[Saved entries]

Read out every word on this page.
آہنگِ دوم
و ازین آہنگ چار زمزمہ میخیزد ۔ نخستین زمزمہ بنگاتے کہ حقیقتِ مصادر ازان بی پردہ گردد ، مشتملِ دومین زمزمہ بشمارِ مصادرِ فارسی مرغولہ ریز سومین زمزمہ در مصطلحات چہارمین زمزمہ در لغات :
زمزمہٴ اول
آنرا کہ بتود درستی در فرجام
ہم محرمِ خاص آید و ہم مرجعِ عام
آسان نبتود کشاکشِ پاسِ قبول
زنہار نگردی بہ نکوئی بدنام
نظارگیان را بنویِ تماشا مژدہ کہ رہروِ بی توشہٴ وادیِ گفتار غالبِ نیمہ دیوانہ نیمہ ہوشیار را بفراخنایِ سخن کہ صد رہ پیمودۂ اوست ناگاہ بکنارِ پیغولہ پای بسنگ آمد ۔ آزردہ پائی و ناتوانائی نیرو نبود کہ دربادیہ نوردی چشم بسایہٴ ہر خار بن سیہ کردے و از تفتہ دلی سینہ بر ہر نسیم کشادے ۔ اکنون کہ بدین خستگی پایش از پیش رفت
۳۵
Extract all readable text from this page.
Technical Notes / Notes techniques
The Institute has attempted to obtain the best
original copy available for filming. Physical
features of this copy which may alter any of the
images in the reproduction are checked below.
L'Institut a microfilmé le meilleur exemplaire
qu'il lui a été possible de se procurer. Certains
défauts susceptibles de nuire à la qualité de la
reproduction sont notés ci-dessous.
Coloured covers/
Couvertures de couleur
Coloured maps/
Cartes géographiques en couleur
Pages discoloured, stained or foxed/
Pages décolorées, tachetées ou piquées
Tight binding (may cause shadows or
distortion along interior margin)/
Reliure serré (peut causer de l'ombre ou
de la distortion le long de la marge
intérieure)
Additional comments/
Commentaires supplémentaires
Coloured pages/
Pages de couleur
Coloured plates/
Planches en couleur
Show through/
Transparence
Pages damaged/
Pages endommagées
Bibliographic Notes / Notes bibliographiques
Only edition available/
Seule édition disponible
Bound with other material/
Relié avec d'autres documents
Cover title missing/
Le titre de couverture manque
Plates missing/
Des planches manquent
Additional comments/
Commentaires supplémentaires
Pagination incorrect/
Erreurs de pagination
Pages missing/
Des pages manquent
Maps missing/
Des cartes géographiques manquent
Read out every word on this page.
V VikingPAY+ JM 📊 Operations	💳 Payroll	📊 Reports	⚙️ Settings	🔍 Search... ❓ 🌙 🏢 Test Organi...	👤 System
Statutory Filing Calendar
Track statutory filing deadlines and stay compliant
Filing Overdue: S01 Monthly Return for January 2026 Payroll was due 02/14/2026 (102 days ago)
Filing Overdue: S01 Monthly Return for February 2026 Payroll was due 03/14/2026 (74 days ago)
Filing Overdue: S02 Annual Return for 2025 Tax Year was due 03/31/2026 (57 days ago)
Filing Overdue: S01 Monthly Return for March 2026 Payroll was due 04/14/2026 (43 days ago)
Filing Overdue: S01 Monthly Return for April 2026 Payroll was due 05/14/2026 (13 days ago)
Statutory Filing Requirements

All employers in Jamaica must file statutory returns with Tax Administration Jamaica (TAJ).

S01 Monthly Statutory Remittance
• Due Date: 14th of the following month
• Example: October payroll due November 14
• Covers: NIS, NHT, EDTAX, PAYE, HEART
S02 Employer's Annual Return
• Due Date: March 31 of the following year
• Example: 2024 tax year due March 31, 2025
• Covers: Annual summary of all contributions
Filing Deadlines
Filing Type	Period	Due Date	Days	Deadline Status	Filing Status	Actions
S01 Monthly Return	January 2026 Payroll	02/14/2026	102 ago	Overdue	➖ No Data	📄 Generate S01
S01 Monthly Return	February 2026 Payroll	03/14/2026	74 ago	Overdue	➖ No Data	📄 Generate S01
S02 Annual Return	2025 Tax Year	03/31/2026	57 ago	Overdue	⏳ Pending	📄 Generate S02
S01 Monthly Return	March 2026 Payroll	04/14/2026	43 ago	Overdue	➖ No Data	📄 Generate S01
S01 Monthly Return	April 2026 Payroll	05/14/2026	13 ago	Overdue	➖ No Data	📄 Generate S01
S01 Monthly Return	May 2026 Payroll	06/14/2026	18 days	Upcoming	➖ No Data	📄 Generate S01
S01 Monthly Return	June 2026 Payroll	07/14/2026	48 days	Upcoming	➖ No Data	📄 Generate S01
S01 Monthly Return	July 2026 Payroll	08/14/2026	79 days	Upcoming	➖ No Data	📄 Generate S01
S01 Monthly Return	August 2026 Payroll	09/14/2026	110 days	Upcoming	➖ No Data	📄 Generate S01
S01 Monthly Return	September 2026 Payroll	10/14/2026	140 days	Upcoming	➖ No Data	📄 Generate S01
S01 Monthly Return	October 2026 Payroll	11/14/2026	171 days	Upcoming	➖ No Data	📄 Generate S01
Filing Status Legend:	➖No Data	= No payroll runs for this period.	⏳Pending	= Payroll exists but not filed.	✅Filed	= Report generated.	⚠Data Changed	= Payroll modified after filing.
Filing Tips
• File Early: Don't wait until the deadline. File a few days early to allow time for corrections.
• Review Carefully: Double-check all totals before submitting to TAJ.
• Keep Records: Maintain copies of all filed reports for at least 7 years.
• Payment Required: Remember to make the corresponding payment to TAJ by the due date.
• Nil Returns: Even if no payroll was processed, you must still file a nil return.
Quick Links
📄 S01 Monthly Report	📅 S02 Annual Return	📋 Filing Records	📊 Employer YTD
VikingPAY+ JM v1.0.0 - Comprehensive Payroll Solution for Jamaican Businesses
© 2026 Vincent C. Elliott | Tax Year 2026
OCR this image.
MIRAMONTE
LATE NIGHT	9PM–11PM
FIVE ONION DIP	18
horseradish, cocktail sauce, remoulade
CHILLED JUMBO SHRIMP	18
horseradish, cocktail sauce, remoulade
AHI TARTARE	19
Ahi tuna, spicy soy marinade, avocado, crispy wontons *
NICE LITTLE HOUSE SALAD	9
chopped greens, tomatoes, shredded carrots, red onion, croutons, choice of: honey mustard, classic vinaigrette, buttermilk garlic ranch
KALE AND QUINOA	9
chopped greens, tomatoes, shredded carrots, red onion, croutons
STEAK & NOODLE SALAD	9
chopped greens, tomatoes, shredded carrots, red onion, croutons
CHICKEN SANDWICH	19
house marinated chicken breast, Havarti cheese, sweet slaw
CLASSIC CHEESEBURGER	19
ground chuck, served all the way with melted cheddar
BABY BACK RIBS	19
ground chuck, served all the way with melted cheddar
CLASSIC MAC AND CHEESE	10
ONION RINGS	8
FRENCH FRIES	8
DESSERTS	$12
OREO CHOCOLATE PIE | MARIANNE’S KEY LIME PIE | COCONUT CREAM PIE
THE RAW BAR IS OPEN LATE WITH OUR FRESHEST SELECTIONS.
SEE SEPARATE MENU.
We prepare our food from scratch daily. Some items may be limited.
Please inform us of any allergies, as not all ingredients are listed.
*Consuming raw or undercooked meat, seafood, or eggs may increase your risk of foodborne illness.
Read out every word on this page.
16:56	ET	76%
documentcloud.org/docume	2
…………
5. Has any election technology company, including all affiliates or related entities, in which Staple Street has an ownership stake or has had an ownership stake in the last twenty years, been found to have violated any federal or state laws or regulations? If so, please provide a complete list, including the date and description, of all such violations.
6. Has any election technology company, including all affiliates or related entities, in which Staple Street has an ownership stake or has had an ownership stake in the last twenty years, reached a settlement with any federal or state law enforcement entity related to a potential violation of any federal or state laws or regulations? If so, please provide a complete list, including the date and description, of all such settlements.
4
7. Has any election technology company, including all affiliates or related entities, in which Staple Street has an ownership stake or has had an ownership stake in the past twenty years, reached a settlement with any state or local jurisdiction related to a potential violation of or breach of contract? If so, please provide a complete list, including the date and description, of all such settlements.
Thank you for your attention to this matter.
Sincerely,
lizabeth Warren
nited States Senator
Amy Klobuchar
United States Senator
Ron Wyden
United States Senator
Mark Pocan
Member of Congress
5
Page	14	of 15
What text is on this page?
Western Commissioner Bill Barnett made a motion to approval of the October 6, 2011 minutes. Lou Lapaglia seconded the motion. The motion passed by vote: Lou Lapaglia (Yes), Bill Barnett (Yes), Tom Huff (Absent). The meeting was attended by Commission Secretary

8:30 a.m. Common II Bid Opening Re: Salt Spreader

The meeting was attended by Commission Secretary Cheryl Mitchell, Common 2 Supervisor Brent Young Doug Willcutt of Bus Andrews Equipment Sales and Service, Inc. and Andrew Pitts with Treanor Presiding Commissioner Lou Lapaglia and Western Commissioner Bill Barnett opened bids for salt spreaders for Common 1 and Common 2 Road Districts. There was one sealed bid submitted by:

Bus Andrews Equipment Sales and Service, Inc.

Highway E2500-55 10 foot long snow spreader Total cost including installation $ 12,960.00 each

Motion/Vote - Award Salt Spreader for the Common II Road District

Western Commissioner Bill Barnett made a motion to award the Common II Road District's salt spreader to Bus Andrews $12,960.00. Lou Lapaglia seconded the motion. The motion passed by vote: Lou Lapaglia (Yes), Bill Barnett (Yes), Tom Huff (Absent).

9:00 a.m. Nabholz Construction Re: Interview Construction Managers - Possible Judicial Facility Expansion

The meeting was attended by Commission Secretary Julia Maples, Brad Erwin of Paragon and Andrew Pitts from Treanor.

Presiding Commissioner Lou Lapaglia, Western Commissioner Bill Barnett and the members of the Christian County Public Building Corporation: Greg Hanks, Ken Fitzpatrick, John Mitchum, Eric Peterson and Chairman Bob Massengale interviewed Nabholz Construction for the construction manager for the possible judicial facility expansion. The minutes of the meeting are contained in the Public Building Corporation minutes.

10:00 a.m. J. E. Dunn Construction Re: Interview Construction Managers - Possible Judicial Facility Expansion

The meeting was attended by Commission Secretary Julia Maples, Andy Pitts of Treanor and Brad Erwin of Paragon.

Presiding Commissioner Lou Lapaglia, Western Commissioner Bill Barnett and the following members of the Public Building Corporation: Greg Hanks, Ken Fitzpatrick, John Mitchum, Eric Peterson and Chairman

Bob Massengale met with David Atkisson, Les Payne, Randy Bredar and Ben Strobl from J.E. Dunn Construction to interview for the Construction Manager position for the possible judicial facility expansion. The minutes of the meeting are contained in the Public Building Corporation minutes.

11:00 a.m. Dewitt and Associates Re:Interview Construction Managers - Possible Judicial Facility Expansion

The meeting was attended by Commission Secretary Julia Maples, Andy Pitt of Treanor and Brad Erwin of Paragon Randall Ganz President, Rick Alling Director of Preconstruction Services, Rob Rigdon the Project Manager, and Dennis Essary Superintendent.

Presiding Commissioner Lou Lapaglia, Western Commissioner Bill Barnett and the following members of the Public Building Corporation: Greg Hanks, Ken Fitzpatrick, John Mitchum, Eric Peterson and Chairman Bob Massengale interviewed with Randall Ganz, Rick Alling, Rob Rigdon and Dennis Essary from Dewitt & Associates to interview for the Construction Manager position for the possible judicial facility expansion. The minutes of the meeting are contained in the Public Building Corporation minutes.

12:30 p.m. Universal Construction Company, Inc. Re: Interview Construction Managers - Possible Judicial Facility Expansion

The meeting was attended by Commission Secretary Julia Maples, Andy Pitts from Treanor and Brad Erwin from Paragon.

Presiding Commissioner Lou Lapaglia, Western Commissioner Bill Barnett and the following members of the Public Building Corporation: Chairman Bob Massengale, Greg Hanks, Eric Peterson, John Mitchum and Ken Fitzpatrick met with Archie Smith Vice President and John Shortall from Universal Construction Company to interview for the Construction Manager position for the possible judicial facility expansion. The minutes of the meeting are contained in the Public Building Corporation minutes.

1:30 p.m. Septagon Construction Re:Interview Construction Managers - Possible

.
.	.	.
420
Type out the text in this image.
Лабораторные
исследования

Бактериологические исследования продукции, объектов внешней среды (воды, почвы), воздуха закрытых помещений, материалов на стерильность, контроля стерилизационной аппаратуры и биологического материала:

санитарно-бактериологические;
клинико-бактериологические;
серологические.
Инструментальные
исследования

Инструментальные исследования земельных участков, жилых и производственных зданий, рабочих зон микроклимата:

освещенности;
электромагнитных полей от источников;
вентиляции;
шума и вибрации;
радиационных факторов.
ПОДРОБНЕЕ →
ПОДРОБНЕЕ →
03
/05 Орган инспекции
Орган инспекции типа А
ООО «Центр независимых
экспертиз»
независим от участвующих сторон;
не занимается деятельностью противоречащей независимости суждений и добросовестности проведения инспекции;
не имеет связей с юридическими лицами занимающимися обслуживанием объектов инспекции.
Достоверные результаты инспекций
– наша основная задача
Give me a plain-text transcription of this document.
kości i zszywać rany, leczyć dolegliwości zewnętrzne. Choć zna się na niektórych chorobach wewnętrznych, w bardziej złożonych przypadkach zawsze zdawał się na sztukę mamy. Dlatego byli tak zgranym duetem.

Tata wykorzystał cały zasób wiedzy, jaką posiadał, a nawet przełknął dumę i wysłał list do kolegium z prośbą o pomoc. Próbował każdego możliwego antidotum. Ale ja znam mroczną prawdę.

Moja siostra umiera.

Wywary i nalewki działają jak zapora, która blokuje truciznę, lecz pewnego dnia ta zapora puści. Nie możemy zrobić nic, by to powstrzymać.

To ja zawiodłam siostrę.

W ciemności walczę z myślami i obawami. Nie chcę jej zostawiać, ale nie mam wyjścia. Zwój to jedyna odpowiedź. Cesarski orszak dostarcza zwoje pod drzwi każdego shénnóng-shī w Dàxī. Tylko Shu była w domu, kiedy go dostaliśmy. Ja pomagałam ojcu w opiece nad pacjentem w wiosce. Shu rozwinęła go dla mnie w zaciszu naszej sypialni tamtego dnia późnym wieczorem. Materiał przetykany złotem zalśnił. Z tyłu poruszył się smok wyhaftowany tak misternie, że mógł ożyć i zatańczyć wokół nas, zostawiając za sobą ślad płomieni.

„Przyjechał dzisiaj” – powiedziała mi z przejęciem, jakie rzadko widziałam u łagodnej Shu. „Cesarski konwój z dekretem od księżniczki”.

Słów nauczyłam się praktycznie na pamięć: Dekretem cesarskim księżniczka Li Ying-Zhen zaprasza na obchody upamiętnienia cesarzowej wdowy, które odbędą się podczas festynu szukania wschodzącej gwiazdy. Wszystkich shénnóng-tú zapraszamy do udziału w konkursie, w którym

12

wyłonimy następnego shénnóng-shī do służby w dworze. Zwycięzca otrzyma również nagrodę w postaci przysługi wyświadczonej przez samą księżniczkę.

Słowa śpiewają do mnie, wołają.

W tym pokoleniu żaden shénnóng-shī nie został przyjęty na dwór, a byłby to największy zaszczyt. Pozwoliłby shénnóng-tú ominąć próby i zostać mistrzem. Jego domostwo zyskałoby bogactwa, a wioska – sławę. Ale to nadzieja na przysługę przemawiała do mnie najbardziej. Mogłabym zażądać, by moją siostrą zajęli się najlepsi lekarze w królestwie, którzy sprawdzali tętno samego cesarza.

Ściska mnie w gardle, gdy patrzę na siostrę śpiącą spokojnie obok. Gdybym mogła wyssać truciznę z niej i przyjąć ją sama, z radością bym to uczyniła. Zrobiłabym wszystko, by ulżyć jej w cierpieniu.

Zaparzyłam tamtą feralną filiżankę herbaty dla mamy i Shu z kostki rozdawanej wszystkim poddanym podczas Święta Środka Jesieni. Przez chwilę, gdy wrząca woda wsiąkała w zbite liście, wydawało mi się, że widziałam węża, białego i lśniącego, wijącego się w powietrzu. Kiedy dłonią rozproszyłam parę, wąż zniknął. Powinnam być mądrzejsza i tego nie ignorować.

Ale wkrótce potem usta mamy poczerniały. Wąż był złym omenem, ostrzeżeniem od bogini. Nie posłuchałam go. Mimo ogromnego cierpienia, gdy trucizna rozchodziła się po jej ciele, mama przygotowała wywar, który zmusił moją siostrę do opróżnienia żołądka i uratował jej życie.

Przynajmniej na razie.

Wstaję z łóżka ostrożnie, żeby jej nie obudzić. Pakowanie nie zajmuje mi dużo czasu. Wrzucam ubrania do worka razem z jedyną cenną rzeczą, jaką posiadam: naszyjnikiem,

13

◆ **What is asked**
Tally the lines above that contain the word "Nabholz", and reply with only the number.

◆ **Result of the task**
2